(Dataset excerpt)
········
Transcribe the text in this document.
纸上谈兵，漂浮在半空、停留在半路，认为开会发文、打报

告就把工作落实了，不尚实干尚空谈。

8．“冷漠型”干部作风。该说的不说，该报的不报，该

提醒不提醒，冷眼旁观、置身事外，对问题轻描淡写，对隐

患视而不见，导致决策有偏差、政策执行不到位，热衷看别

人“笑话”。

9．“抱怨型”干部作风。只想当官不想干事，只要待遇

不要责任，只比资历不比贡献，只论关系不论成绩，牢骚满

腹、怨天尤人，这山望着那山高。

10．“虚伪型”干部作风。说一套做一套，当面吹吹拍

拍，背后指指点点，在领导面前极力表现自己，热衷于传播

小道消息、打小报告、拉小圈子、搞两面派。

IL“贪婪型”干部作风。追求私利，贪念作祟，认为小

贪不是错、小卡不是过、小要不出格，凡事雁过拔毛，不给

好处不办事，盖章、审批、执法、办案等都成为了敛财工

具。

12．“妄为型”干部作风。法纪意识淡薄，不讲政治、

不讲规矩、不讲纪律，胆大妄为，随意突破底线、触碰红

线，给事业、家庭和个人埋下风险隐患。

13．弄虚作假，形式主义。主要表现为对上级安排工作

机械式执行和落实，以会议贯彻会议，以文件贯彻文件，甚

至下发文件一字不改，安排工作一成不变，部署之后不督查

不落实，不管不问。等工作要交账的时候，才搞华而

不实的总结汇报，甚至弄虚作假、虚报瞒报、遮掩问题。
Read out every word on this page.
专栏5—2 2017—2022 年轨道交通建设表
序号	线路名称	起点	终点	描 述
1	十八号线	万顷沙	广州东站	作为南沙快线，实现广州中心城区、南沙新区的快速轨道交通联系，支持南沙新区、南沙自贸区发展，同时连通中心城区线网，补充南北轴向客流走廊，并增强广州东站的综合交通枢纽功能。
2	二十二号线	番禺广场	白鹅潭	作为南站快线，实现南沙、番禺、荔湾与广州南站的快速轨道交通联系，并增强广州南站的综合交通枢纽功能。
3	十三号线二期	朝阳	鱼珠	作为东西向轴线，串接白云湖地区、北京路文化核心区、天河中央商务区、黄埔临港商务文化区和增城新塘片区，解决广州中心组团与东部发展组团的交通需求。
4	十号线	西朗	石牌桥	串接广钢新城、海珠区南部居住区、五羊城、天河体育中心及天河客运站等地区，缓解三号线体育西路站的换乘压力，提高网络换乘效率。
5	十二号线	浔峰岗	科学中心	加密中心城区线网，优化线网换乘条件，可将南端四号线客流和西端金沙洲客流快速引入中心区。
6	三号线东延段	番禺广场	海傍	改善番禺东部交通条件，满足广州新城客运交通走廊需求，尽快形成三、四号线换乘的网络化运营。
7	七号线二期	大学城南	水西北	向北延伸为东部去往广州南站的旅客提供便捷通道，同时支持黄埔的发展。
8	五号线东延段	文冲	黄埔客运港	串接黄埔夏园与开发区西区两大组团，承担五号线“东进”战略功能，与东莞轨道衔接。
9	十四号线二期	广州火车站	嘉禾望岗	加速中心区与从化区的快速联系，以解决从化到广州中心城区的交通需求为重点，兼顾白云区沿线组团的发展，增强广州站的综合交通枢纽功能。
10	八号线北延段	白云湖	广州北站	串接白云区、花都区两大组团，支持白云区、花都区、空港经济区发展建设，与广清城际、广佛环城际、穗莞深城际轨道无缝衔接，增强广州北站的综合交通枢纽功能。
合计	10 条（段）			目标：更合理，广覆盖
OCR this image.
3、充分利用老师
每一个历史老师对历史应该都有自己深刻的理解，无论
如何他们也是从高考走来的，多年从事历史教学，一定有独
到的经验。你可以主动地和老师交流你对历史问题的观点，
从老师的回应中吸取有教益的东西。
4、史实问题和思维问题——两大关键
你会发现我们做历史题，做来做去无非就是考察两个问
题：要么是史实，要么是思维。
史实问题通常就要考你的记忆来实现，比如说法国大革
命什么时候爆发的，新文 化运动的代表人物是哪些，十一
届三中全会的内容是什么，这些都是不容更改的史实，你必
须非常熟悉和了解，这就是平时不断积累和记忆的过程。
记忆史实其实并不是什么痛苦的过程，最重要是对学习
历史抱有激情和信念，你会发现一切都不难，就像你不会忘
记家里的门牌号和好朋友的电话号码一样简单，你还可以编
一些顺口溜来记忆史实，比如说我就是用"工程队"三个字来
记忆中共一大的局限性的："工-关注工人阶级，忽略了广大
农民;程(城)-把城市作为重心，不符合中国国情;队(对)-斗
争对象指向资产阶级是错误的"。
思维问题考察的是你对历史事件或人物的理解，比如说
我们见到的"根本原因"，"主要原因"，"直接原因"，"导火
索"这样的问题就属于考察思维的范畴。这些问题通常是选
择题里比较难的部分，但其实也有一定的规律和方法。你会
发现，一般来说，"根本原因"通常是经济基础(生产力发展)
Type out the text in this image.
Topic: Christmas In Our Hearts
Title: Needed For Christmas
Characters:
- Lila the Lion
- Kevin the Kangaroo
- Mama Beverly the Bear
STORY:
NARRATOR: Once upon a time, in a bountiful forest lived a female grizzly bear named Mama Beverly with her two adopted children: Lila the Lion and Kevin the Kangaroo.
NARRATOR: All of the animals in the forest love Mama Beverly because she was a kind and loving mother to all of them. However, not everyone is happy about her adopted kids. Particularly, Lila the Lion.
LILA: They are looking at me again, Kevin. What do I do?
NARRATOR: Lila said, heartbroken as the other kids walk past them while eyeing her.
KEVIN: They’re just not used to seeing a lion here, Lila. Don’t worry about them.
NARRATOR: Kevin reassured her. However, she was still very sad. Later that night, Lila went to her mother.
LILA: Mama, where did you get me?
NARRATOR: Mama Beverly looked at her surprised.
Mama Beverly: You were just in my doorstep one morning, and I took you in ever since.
········
• [THE REQUEST] Report how many lines in the records above contain the word "根本原因", giving only the number.

• [SOLUTION FOR THIS EXERCISE] 2